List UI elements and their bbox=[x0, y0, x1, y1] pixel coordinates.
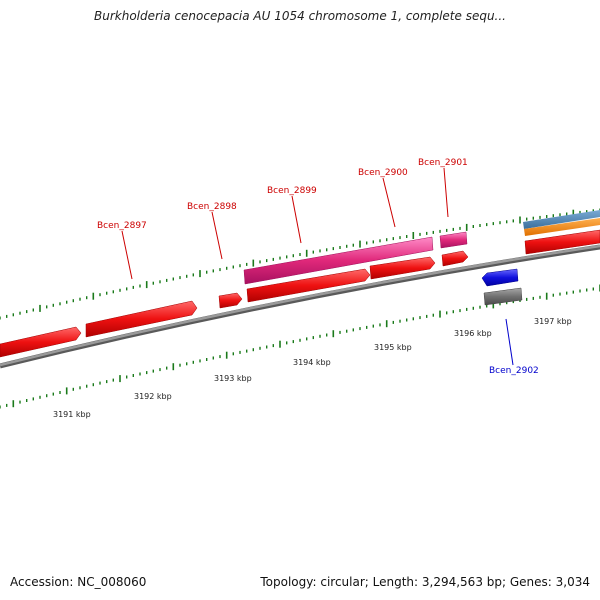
gene-arrow-bcen-2898[interactable] bbox=[218, 292, 243, 309]
tick-label-3195: 3195 kbp bbox=[374, 343, 412, 352]
scale-labels: 3191 kbp 3192 kbp 3193 kbp 3194 kbp 3195… bbox=[53, 317, 572, 419]
gene-arrow-left-partial[interactable] bbox=[0, 326, 82, 358]
tick-label-3191: 3191 kbp bbox=[53, 410, 91, 419]
gene-arrow-right-partial[interactable] bbox=[524, 229, 600, 255]
gene-label-bcen-2899[interactable]: Bcen_2899 bbox=[267, 186, 317, 196]
feature-bar-pink-short[interactable] bbox=[439, 231, 468, 249]
inner-tick-row bbox=[0, 284, 600, 409]
outer-tick-row bbox=[0, 208, 600, 320]
gene-arrow-bcen-2901[interactable] bbox=[441, 250, 469, 267]
tick-label-3194: 3194 kbp bbox=[293, 358, 331, 367]
outer-bands bbox=[523, 210, 600, 236]
label-leaders bbox=[121, 167, 514, 366]
gene-label-bcen-2897[interactable]: Bcen_2897 bbox=[97, 221, 147, 231]
band-steelblue[interactable] bbox=[523, 210, 600, 229]
feature-bar-pink-long[interactable] bbox=[243, 236, 434, 285]
forward-features bbox=[0, 229, 600, 358]
accession-text: Accession: NC_008060 bbox=[10, 575, 147, 589]
map-title: Burkholderia cenocepacia AU 1054 chromos… bbox=[94, 9, 506, 23]
reverse-bar-gray[interactable] bbox=[483, 287, 523, 306]
gene-label-bcen-2902[interactable]: Bcen_2902 bbox=[489, 366, 539, 376]
tick-label-3197: 3197 kbp bbox=[534, 317, 572, 326]
genome-summary-text: Topology: circular; Length: 3,294,563 bp… bbox=[260, 575, 590, 589]
gene-label-bcen-2898[interactable]: Bcen_2898 bbox=[187, 202, 237, 212]
gene-arrow-bcen-2902[interactable] bbox=[481, 268, 519, 287]
gene-arrow-bcen-2897[interactable] bbox=[85, 300, 198, 338]
gene-labels: Bcen_2897 Bcen_2898 Bcen_2899 Bcen_2900 … bbox=[97, 158, 539, 376]
backbone bbox=[0, 244, 600, 369]
gene-label-bcen-2901[interactable]: Bcen_2901 bbox=[418, 158, 468, 168]
pink-features bbox=[243, 231, 468, 285]
gene-label-bcen-2900[interactable]: Bcen_2900 bbox=[358, 168, 408, 178]
tick-label-3196: 3196 kbp bbox=[454, 329, 492, 338]
gene-arrow-bcen-2900[interactable] bbox=[369, 256, 436, 280]
band-orange[interactable] bbox=[524, 218, 600, 236]
reverse-features bbox=[481, 268, 523, 306]
gene-arrow-bcen-2899[interactable] bbox=[246, 268, 371, 303]
tick-label-3193: 3193 kbp bbox=[214, 374, 252, 383]
tick-label-3192: 3192 kbp bbox=[134, 392, 172, 401]
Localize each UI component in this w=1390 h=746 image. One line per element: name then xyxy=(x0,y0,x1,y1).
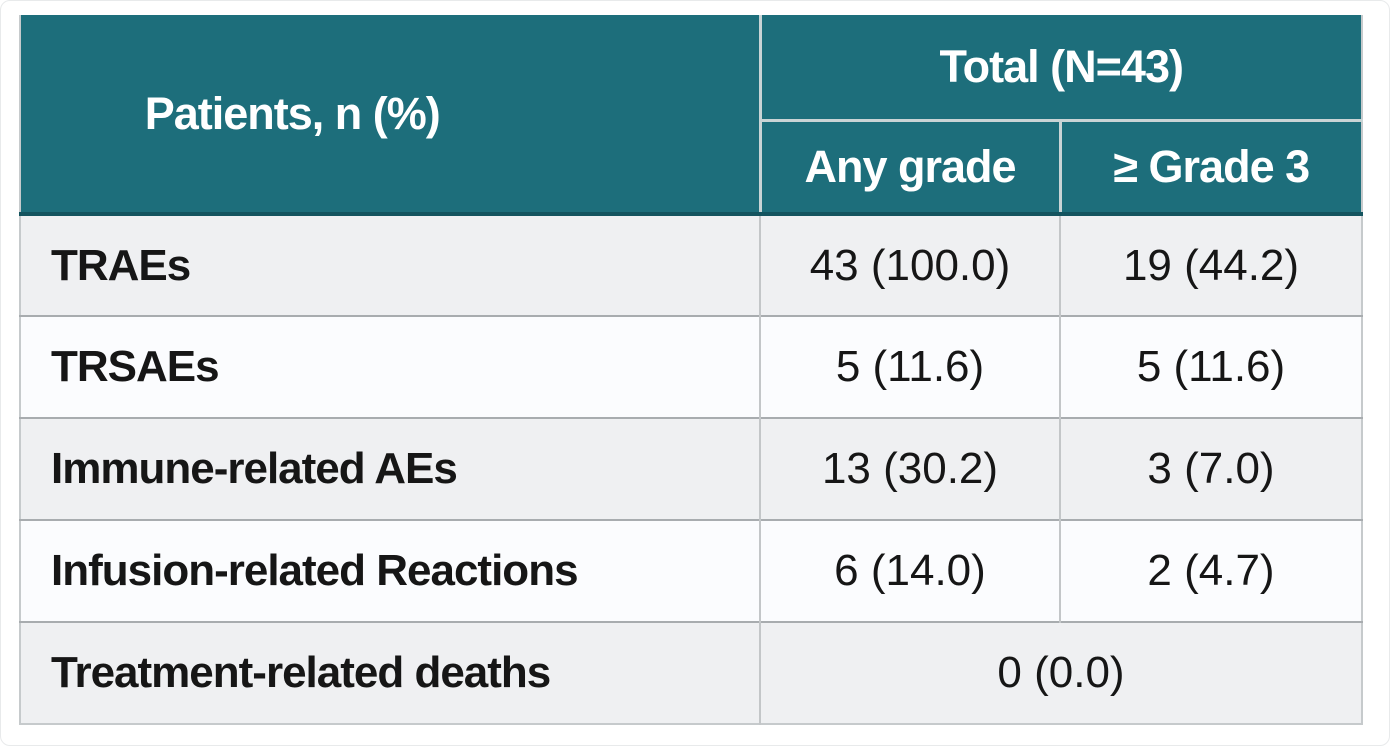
grade3-value: 19 (44.2) xyxy=(1059,214,1362,316)
grade3-value: 3 (7.0) xyxy=(1059,417,1362,520)
any-grade-value: 13 (30.2) xyxy=(759,417,1060,520)
header-cell-patients: Patients, n (%) xyxy=(20,15,762,216)
header-cell-grade3: ≥ Grade 3 xyxy=(1058,120,1362,216)
any-grade-value: 5 (11.6) xyxy=(759,315,1060,418)
table-row-traes: TRAEs 43 (100.0) 19 (44.2) xyxy=(20,214,1362,316)
row-label: TRAEs xyxy=(20,214,760,316)
header-cell-total-group: Total (N=43) xyxy=(760,15,1362,122)
table-row-infusion-related-reactions: Infusion-related Reactions 6 (14.0) 2 (4… xyxy=(20,519,1362,622)
adverse-events-table: Patients, n (%) Total (N=43) Any grade ≥… xyxy=(19,15,1363,725)
grade3-value: 5 (11.6) xyxy=(1059,315,1362,418)
row-label: Infusion-related Reactions xyxy=(20,519,760,622)
merged-total-value: 0 (0.0) xyxy=(759,621,1362,724)
table-header: Patients, n (%) Total (N=43) Any grade ≥… xyxy=(20,15,1362,216)
table-row-immune-related-aes: Immune-related AEs 13 (30.2) 3 (7.0) xyxy=(20,417,1362,520)
row-label: Immune-related AEs xyxy=(20,417,760,520)
row-label: Treatment-related deaths xyxy=(20,621,760,724)
any-grade-value: 6 (14.0) xyxy=(759,519,1060,622)
row-label: TRSAEs xyxy=(20,315,760,418)
header-row-subcolumns: Any grade ≥ Grade 3 xyxy=(20,120,1362,216)
table-row-treatment-related-deaths: Treatment-related deaths 0 (0.0) xyxy=(20,621,1362,724)
table-row-trsaes: TRSAEs 5 (11.6) 5 (11.6) xyxy=(20,315,1362,418)
any-grade-value: 43 (100.0) xyxy=(759,214,1060,316)
table-body: TRAEs 43 (100.0) 19 (44.2) TRSAEs 5 (11.… xyxy=(20,214,1362,724)
grade3-value: 2 (4.7) xyxy=(1059,519,1362,622)
header-row-group: Patients, n (%) Total (N=43) xyxy=(20,15,1362,216)
header-cell-any-grade: Any grade xyxy=(760,120,1060,216)
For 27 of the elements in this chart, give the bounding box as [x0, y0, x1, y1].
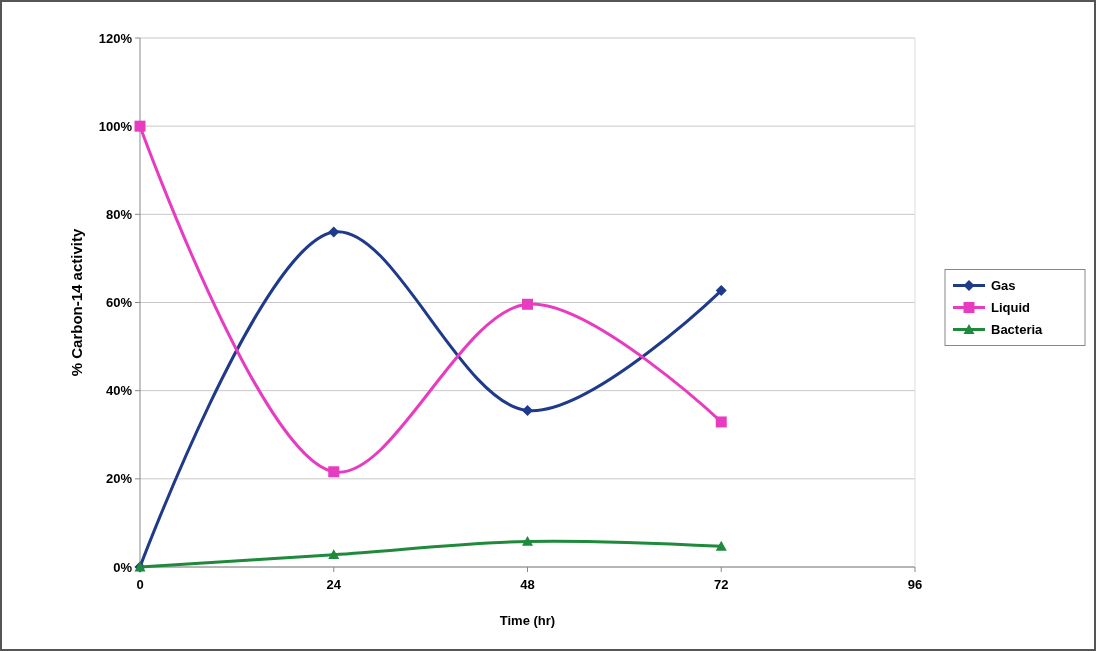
point: [715, 285, 727, 297]
y-tick-label: 100%: [98, 118, 133, 134]
point: [522, 298, 533, 310]
x-tick-label: 48: [520, 577, 535, 592]
y-tick-label: 120%: [98, 30, 133, 46]
y-tick-label: 80%: [105, 206, 133, 222]
legend-label: Bacteria: [991, 322, 1044, 338]
y-tick-label: 60%: [105, 295, 133, 311]
point: [715, 540, 727, 551]
point: [134, 120, 146, 132]
x-tick-label: 72: [714, 577, 729, 592]
x-tick-label: 24: [326, 577, 342, 592]
point: [328, 466, 340, 478]
point: [715, 416, 727, 428]
legend-label: Liquid: [991, 300, 1031, 316]
legend-label: Gas: [991, 278, 1016, 294]
x-tick-label: 96: [907, 577, 923, 592]
y-tick-label: 20%: [105, 471, 133, 487]
y-axis-title: % Carbon-14 activity: [68, 228, 85, 377]
point: [328, 549, 340, 560]
point: [522, 405, 533, 416]
x-axis-title: Time (hr): [499, 613, 556, 628]
point: [328, 226, 340, 238]
x-tick-label: 0: [136, 577, 144, 592]
point: [522, 535, 533, 546]
y-tick-label: 0%: [113, 559, 133, 575]
y-tick-label: 40%: [105, 383, 133, 399]
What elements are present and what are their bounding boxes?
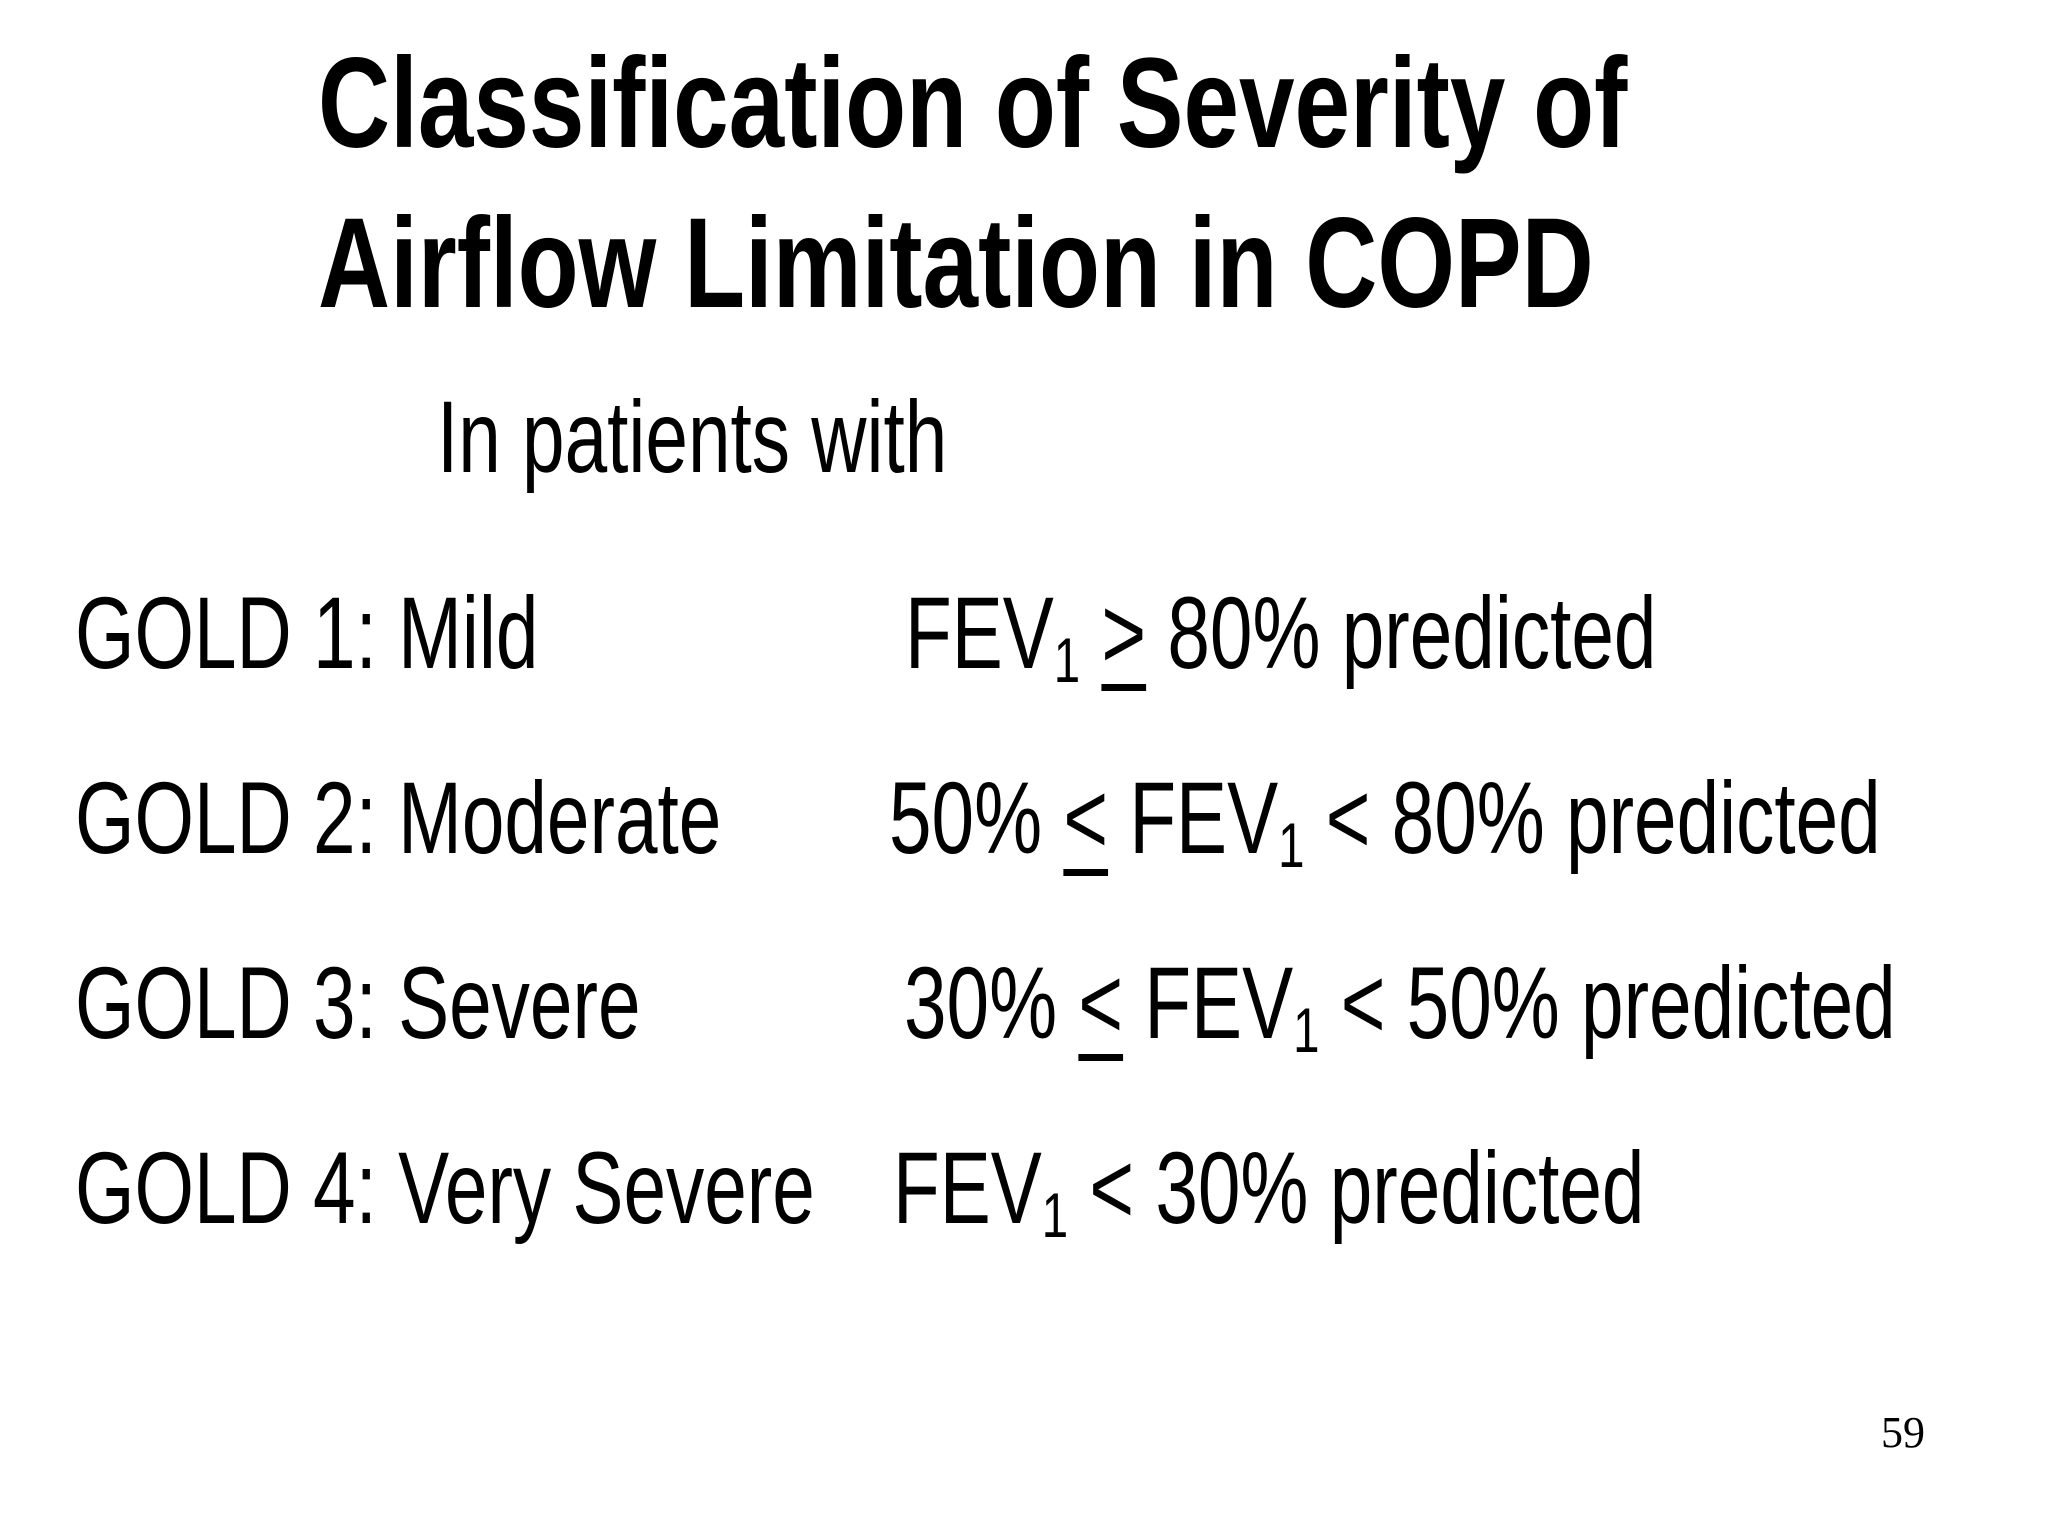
criteria-text: 30%	[904, 946, 1079, 1060]
criteria-text: < 30% predicted	[1068, 1131, 1645, 1245]
subtitle: In patients with	[437, 386, 1117, 488]
gold-row-label: GOLD 3: Severe	[75, 946, 641, 1060]
criteria-text: 80% predicted	[1146, 576, 1657, 690]
gold-row: GOLD 1: Mild FEV1 > 80% predicted	[0, 582, 2048, 712]
slide-title: Classification of Severity of Airflow Li…	[318, 24, 1997, 344]
gold-row-label: GOLD 1: Mild	[75, 576, 539, 690]
criteria-text: FEV	[893, 1131, 1042, 1245]
subtitle-text: In patients with	[437, 380, 948, 494]
underlined-operator: <	[1063, 761, 1109, 875]
gold-row-criteria: 30% < FEV1 < 50% predicted	[904, 952, 2048, 1063]
underlined-operator: <	[1078, 946, 1124, 1060]
gold-row-criteria: FEV1 > 80% predicted	[905, 582, 1907, 693]
gold-row-criteria: 50% < FEV1 < 80% predicted	[889, 767, 2048, 878]
fev1-subscript: 1	[1053, 625, 1081, 696]
fev1-subscript: 1	[1293, 995, 1320, 1066]
gold-row: GOLD 3: Severe 30% < FEV1 < 50% predicte…	[0, 952, 2048, 1082]
slide-title-line2: Airflow Limitation in COPD	[318, 192, 1594, 335]
gold-row: GOLD 4: Very Severe FEV1 < 30% predicted	[0, 1137, 2048, 1267]
slide-title-line1: Classification of Severity of	[318, 32, 1628, 175]
criteria-text: FEV	[1123, 946, 1294, 1060]
criteria-text: < 50% predicted	[1319, 946, 1896, 1060]
page-number: 59	[1881, 1408, 1925, 1457]
criteria-text: FEV	[1108, 761, 1279, 875]
gold-row: GOLD 2: Moderate 50% < FEV1 < 80% predic…	[0, 767, 2048, 897]
criteria-text: FEV	[905, 576, 1054, 690]
underlined-operator: >	[1101, 576, 1147, 690]
criteria-text	[1080, 576, 1101, 690]
gold-row-label: GOLD 2: Moderate	[75, 761, 722, 875]
fev1-subscript: 1	[1041, 1180, 1069, 1251]
criteria-text: < 80% predicted	[1304, 761, 1881, 875]
gold-row-label: GOLD 4: Very Severe	[75, 1131, 815, 1245]
criteria-text: 50%	[889, 761, 1064, 875]
fev1-subscript: 1	[1278, 810, 1305, 881]
gold-row-criteria: FEV1 < 30% predicted	[893, 1137, 1895, 1248]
******
THE TASK →
Scan the records for the word "elements", and copy each line where it is found.

EXPECTED OUTPUT →
List UI elements and their bbox=[x0, y0, x1, y1] pixel coordinates.
For 27 of the elements in this chart, give the bounding box as [x0, y0, x1, y1].
What elements are present and what are their bounding boxes?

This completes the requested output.